=== GIVEN TASK ===
Give every line again exactly as it appears, please, but not the pictures.

Raw records
[start]

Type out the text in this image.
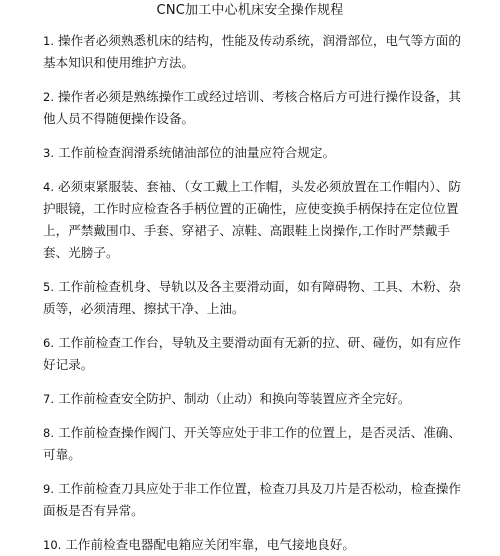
CNC加工中心机床安全操作规程

1. 操作者必须熟悉机床的结构，性能及传动系统，润滑部位，电气等方面的基本知识和使用维护方法。

2. 操作者必须是熟练操作工或经过培训、考核合格后方可进行操作设备，其他人员不得随便操作设备。

3. 工作前检查润滑系统储油部位的油量应符合规定。

4. 必须束紧服装、套袖、（女工戴上工作帽，头发必须放置在工作帽内）、防护眼镜，工作时应检查各手柄位置的正确性，应使变换手柄保持在定位位置上，严禁戴围巾、手套、穿裙子、凉鞋、高跟鞋上岗操作,工作时严禁戴手套、光膀子。

5. 工作前检查机身、导轨以及各主要滑动面，如有障碍物、工具、木粉、杂质等，必须清理、擦拭干净、上油。

6. 工作前检查工作台，导轨及主要滑动面有无新的拉、研、碰伤，如有应作好记录。

7. 工作前检查安全防护、制动（止动）和换向等装置应齐全完好。

8. 工作前检查操作阀门、开关等应处于非工作的位置上，是否灵活、准确、可靠。

9. 工作前检查刀具应处于非工作位置，检查刀具及刀片是否松动，检查操作面板是否有异常。

10. 工作前检查电器配电箱应关闭牢靠，电气接地良好。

[end]

=== ANSWER TO THIS PROBLEM ===
Type out the text in this image.
CNC加工中心机床安全操作规程

1. 操作者必须熟悉机床的结构，性能及传动系统，润滑部位，电气等方面的基本知识和使用维护方法。

2. 操作者必须是熟练操作工或经过培训、考核合格后方可进行操作设备，其他人员不得随便操作设备。

3. 工作前检查润滑系统储油部位的油量应符合规定。

4. 必须束紧服装、套袖、（女工戴上工作帽，头发必须放置在工作帽内）、防护眼镜，工作时应检查各手柄位置的正确性，应使变换手柄保持在定位位置上，严禁戴围巾、手套、穿裙子、凉鞋、高跟鞋上岗操作,工作时严禁戴手套、光膀子。

5. 工作前检查机身、导轨以及各主要滑动面，如有障碍物、工具、木粉、杂质等，必须清理、擦拭干净、上油。

6. 工作前检查工作台，导轨及主要滑动面有无新的拉、研、碰伤，如有应作好记录。

7. 工作前检查安全防护、制动（止动）和换向等装置应齐全完好。

8. 工作前检查操作阀门、开关等应处于非工作的位置上，是否灵活、准确、可靠。

9. 工作前检查刀具应处于非工作位置，检查刀具及刀片是否松动，检查操作面板是否有异常。

10. 工作前检查电器配电箱应关闭牢靠，电气接地良好。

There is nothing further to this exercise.